Given passage below:

Have you watched the riveting film “Before The Flood”? It premiered yesterday, October 30, and is aired on the National Geographic Channel starting October 30 until November 6 in 171 countries and 45 languages.
With this documentary, co-producers UN Messenger of Peace, movie star, philanthropist and environmental activist Leonardo DiCaprio and Fisher Stevens, Academy awards-winning film maker, hope to awaken humanity and propel all of us to step up actions to stop climate change through solutions that are within reach. Among these is veering away from the climate change causing greenhouse fossil fuels such as coal and oil through shifting to renewable energy and carbon tax.
DiCaprio investigates in five continents and the Arctic the rapid and alarming changes taking place as a result of global warming. The sites include the Great Canadian Oil Sands in northeastern Alberta, Canada, where Suncor Energy produces 350,000 gallons of synthetic crude oil through a process that emits greenhouse gases and wreaks havoc on local ecosystems; Sumatra, in Indonesia, where palm oil farmers are burning oxygen-producing rain forest habitat at an alarming rate, releasing huge amounts of carbon into the atmosphere; and the Central Pacific island Republic of Kiribati, which faces an uncertain future due to rising sea levels.

End of Given passage.
Data shown below:

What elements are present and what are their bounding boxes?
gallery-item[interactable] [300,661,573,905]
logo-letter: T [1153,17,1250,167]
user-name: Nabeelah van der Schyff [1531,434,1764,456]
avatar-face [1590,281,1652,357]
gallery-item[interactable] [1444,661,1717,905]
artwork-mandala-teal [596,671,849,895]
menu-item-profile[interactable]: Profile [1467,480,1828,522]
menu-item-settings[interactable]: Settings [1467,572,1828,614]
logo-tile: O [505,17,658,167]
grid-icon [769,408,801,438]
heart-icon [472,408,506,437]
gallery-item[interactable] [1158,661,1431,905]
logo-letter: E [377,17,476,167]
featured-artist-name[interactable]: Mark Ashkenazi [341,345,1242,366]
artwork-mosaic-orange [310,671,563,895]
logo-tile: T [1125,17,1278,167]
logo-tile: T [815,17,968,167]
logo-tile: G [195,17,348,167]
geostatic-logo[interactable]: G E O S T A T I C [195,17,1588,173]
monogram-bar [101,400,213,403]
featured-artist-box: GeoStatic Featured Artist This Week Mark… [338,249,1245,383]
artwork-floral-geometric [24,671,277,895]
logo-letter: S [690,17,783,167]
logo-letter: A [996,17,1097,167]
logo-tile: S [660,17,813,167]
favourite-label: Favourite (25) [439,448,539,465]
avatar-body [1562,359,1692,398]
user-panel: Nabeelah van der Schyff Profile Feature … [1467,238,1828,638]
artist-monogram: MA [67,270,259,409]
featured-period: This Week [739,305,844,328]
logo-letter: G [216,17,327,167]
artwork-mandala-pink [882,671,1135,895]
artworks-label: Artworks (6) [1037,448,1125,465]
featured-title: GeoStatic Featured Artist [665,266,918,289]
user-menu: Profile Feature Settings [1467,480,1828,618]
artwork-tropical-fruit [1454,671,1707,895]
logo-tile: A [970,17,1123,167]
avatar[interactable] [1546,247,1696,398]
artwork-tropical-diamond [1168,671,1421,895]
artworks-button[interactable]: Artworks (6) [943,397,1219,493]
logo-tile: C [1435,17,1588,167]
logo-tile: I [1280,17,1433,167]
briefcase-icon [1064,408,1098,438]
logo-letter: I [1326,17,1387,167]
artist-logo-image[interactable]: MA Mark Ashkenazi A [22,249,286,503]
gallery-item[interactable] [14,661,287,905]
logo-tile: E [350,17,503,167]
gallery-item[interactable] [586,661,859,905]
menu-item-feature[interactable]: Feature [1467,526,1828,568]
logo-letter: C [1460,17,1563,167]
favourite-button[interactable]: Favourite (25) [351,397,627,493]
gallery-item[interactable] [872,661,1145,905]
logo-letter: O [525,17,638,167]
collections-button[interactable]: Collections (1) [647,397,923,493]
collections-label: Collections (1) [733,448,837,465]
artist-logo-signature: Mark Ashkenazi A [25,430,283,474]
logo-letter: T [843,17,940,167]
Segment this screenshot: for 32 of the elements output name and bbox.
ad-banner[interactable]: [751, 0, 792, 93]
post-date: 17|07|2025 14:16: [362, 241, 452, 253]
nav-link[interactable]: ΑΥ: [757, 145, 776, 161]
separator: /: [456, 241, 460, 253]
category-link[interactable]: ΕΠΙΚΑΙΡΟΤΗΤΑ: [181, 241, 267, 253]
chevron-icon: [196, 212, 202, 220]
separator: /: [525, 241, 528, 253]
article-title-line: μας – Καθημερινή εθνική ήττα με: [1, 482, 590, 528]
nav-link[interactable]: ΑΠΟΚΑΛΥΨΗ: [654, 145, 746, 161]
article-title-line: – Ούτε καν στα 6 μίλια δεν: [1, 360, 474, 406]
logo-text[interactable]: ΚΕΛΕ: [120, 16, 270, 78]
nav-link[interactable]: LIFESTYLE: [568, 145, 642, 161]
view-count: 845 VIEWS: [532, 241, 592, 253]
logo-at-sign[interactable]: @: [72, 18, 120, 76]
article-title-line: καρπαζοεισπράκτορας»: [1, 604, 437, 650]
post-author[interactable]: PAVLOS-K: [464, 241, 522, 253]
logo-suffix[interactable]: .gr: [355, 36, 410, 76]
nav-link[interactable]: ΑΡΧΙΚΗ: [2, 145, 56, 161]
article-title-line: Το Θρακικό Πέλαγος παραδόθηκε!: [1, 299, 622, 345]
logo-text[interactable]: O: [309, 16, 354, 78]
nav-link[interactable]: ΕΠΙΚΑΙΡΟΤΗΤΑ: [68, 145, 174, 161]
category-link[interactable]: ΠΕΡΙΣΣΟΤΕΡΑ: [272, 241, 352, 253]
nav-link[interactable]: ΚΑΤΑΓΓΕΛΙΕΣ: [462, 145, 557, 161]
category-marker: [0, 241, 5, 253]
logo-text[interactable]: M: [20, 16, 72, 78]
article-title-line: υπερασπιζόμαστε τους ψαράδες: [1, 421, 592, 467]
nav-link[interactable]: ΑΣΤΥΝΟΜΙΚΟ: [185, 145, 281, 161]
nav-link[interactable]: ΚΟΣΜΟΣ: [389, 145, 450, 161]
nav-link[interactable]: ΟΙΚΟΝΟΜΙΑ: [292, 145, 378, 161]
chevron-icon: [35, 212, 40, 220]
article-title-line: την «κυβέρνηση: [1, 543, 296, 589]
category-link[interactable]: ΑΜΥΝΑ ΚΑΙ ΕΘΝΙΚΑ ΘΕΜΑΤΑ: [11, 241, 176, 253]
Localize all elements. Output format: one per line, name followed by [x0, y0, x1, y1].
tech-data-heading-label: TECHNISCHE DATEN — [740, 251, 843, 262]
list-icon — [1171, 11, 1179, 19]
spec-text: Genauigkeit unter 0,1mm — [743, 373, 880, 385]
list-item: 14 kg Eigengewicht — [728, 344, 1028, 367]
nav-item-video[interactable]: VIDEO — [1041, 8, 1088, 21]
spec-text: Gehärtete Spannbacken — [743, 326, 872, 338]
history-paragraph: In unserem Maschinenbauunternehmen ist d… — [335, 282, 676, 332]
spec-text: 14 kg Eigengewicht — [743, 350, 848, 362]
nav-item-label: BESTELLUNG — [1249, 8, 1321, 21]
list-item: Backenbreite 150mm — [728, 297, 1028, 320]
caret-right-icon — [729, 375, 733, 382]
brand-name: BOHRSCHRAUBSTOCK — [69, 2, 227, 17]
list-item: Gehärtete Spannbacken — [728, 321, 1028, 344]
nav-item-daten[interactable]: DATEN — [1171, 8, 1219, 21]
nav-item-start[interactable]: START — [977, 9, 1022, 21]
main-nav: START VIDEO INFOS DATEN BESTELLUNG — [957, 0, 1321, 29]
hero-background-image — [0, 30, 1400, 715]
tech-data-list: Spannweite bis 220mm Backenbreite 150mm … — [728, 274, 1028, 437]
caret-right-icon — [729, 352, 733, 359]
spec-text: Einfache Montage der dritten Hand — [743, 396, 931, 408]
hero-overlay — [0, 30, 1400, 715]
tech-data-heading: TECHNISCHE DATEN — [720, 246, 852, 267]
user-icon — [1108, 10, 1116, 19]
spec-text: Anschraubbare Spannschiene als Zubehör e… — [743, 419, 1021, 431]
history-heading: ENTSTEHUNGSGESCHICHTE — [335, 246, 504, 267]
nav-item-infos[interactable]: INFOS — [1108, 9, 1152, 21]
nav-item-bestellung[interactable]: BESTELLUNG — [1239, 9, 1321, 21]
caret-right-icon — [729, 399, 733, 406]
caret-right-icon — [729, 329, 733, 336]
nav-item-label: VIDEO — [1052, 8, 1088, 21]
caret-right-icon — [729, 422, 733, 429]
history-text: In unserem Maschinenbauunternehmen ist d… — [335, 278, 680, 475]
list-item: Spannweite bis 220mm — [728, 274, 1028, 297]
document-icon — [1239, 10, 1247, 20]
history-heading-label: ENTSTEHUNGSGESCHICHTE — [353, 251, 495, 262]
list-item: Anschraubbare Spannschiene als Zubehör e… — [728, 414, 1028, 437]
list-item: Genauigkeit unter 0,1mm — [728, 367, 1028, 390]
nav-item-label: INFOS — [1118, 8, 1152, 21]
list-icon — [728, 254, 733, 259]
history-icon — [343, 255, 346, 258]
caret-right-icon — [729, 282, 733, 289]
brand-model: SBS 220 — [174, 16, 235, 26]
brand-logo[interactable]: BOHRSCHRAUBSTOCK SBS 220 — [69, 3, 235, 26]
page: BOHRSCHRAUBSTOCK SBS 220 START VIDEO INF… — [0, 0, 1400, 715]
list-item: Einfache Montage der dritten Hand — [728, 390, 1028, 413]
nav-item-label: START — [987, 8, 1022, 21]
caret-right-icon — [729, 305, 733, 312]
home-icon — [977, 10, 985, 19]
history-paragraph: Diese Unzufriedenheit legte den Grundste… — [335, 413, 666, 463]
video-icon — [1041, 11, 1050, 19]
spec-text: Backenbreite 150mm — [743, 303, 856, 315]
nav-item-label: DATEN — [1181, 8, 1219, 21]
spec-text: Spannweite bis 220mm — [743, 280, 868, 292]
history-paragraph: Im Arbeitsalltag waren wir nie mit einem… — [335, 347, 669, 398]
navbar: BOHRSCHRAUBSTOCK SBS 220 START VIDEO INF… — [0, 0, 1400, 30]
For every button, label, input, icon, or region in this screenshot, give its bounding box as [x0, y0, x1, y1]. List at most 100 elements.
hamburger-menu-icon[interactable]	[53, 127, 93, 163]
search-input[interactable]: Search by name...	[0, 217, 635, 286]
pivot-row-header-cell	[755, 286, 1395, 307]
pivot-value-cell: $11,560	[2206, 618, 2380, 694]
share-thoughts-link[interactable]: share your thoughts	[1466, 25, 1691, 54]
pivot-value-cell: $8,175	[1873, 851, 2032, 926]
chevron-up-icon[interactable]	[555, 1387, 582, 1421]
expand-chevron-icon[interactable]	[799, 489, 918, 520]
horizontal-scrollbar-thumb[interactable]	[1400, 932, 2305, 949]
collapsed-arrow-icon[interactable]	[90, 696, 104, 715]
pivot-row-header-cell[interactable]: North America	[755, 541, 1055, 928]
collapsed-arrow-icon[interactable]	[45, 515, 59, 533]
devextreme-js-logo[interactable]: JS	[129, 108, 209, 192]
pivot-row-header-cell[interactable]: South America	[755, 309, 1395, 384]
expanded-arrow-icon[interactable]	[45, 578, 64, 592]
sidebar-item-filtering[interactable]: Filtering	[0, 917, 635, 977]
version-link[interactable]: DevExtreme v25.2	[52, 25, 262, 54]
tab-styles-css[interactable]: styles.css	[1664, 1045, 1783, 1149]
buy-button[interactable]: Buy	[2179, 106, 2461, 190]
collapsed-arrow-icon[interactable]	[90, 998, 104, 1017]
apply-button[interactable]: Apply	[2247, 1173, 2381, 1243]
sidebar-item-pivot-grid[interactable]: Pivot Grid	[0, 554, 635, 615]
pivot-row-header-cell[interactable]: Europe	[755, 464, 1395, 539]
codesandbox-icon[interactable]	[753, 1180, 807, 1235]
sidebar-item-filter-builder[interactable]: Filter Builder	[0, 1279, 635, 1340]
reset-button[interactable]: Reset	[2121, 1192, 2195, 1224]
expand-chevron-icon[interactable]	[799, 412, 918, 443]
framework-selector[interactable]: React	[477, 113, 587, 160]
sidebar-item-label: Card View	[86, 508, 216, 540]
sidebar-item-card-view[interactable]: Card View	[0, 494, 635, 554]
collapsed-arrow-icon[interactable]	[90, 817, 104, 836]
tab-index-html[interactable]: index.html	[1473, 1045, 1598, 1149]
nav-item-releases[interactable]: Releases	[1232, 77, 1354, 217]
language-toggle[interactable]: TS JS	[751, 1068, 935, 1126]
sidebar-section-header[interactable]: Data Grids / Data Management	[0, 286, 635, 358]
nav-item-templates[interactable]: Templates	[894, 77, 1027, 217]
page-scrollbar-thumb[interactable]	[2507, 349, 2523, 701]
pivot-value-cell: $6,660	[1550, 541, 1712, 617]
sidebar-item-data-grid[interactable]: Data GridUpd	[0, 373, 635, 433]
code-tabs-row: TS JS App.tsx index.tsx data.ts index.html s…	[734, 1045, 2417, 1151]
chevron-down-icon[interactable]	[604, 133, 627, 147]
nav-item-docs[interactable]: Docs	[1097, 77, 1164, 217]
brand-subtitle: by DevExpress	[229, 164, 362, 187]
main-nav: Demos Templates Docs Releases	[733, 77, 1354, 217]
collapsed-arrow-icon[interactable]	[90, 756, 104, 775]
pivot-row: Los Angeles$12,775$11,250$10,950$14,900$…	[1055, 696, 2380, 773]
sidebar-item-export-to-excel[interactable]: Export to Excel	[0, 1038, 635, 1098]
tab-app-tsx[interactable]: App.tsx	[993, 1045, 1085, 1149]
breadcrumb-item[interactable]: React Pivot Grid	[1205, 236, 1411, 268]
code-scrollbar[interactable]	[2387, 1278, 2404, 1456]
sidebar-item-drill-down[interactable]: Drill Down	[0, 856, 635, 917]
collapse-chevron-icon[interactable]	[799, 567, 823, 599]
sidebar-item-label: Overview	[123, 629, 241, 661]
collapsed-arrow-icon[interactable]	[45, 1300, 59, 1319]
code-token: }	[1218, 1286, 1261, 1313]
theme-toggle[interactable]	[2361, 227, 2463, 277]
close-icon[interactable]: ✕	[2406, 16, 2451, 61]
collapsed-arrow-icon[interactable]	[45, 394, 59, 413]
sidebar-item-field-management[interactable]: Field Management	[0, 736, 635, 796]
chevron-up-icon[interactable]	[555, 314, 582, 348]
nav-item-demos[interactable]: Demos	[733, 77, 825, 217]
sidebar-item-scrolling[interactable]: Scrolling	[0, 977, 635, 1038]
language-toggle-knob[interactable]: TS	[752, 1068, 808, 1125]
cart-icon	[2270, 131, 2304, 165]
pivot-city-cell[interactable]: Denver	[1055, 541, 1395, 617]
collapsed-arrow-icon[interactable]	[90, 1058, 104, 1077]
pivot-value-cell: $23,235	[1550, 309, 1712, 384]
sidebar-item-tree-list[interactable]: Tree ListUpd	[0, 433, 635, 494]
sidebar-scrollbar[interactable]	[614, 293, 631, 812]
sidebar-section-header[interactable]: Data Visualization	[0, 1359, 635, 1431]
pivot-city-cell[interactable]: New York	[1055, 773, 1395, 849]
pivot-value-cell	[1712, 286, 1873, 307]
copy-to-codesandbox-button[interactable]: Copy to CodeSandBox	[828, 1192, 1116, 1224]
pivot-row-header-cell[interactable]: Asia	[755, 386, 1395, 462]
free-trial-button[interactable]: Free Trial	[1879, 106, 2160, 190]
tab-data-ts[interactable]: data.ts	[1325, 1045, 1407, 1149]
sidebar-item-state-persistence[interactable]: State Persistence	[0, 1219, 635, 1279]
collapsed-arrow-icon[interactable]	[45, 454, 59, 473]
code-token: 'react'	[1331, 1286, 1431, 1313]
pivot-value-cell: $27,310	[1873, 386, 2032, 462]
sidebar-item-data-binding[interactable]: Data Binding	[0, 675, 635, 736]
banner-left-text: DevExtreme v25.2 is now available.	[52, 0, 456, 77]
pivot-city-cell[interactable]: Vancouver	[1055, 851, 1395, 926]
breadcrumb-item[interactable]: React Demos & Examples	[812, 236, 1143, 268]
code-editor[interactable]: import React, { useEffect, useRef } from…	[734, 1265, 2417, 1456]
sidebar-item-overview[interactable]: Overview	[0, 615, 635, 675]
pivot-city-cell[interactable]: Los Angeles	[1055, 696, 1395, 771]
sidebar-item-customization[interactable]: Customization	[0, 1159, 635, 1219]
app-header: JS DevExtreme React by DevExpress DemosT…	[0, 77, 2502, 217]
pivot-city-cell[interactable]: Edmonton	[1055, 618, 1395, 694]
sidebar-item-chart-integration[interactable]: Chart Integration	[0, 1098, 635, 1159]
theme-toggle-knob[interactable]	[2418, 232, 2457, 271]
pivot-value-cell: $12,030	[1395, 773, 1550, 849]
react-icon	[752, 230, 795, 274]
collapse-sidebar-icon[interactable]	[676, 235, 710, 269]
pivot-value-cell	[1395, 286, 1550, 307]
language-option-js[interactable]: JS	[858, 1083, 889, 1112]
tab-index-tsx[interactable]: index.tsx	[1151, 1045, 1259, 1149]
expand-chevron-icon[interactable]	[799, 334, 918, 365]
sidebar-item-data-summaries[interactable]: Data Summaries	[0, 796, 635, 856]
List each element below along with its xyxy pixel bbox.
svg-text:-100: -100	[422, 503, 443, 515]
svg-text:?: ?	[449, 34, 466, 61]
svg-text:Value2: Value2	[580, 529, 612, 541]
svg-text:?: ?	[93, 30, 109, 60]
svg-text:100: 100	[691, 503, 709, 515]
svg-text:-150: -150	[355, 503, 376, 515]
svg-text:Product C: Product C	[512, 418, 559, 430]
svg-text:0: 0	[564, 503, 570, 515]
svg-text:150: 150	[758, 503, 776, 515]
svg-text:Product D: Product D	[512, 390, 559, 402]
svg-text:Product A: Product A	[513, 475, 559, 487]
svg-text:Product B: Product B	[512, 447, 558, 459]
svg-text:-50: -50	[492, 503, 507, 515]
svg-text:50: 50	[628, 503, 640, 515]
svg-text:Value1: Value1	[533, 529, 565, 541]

End of Data shown.

■ Task requirements ■
1) Answer these questions from the passage about the documentary "Before The Flood":
(a) On which channel is the film aired?
(b) Who co-produced the documentary with Leonardo DiCaprio?
(c) Which Central Pacific island republic faces an uncertain future due to rising sea levels?
2) Carry on the passage about the documentary "Before The Flood" from where it stops.

■ List of answers ■
1)
(a) The National Geographic Channel.
(b) Fisher Stevens.
(c) The Republic of Kiribati.

2)
The vast nations of China and India were also on the filmmakers’ must-see lists. “China is the largest emitter of carbon in the world right now, so we wanted to talk to people there,” says Stevens. “And then we wanted to get the story in India, because of its growing population.
New Delhi is the most polluted city in the world and we wanted to see how they are responding to the issue of climate change.”
By far the most difficult scenes to shoot were in the forbidding terrain north of the Arctic Circle, first on Canada’s Baffin Island and then in Greenland, where rapid ice melts provide startling evidence of how quickly the climate is changing.
In the film, Leonardo DiCaprio engages with some of the most influential people of the millennium: Pope Francis, US President Barack Obama, and the former United Nations Secretary General Ban Ki-moon and environmental leaders. They include Sunita Narain, an Indian environmentalist and long-time proponent for sustainable development; Lindsey Allen of the Rainforest Action Network; Professor Johan Röckstrom of Stockholm University; astronaut and scientist Piers Sellers; Penn State climate scientist Michael Mann; and Dr. Jason Box, former lead author of the National Oceanic and Atmospheric Administration’s annual State of the Climate report for Greenland.
“Climate change is the most fundamental threat facing our planet,” DiCaprio said in a statement. “We must work together as a collective voice to demand major action now. Our very survival depends on it. This documentary translates the symptoms and solutions of climate change before information is distorted, as it often is, by those with a financial interest in fossil fuel production.”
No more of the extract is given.